INSTRUCTION: Copy out, from the entries below, each line holding the string "name".

SOURCE MATERIAL:

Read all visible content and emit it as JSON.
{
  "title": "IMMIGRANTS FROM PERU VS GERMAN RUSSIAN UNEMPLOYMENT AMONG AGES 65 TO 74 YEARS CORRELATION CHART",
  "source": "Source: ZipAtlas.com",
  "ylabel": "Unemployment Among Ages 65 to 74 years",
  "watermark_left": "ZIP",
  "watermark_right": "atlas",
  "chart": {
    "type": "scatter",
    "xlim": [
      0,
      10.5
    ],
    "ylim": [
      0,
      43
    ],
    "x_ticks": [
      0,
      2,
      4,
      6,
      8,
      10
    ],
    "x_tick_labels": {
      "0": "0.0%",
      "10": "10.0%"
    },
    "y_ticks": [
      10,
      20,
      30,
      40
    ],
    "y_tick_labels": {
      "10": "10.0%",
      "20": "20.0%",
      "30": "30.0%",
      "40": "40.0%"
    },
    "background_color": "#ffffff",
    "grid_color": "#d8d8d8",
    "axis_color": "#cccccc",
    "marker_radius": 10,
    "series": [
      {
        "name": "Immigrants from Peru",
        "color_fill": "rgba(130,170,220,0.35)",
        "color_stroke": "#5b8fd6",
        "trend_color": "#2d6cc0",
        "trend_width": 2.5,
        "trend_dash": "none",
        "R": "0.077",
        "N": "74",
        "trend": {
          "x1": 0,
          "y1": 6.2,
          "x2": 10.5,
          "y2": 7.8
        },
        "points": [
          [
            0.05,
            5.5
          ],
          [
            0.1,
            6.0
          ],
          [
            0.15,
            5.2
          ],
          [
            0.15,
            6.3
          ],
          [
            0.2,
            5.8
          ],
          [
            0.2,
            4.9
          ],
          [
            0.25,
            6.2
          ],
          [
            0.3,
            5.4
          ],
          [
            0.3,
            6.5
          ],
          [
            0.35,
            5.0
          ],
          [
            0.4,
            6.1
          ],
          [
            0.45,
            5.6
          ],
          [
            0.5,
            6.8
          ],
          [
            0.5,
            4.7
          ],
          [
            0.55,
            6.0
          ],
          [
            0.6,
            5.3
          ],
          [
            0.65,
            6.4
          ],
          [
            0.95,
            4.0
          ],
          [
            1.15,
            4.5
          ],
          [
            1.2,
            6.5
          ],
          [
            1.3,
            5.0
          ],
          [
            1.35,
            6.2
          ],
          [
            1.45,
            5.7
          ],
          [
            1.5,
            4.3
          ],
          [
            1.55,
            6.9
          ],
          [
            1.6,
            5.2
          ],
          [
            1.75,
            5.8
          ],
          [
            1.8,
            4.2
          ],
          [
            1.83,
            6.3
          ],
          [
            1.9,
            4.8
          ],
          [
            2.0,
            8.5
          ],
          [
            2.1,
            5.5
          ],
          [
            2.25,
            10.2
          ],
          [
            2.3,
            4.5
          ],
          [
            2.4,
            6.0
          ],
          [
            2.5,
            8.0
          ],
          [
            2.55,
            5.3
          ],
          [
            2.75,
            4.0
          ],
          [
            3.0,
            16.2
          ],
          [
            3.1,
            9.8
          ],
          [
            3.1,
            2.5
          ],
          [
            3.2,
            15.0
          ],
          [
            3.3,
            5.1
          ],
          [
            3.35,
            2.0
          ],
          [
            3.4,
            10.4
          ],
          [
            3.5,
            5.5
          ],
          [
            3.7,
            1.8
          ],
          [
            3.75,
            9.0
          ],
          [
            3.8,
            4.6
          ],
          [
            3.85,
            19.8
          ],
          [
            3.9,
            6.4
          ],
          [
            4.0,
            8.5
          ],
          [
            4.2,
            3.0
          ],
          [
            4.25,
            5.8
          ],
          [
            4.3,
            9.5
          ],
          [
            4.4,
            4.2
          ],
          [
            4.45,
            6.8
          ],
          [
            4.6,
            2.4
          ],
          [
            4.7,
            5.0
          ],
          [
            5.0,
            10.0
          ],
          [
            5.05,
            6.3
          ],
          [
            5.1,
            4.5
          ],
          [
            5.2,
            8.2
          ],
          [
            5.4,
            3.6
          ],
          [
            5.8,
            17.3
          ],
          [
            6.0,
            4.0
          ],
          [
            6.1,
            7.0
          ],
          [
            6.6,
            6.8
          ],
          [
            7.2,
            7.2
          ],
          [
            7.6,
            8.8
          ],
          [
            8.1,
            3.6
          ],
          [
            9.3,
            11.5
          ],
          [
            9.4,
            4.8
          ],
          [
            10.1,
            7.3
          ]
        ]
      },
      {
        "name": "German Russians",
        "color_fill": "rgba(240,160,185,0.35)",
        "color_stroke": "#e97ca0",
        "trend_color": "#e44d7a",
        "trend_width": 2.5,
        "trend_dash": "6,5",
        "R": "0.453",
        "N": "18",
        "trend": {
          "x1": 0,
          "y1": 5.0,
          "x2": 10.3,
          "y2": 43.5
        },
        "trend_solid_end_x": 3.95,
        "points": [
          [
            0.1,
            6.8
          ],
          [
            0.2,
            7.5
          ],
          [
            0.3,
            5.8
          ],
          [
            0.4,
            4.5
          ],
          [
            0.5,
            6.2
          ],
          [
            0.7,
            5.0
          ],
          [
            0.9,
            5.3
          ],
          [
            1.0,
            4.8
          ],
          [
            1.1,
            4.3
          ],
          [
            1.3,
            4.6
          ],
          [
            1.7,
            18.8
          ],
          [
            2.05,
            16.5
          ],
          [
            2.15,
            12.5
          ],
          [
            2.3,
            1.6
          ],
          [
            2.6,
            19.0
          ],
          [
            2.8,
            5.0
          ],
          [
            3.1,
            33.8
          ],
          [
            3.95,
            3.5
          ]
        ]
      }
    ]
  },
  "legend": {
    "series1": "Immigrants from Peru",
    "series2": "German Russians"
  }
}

WRITTEN SOLUTION:
        "name": "Immigrants from Peru",
        "name": "German Russians",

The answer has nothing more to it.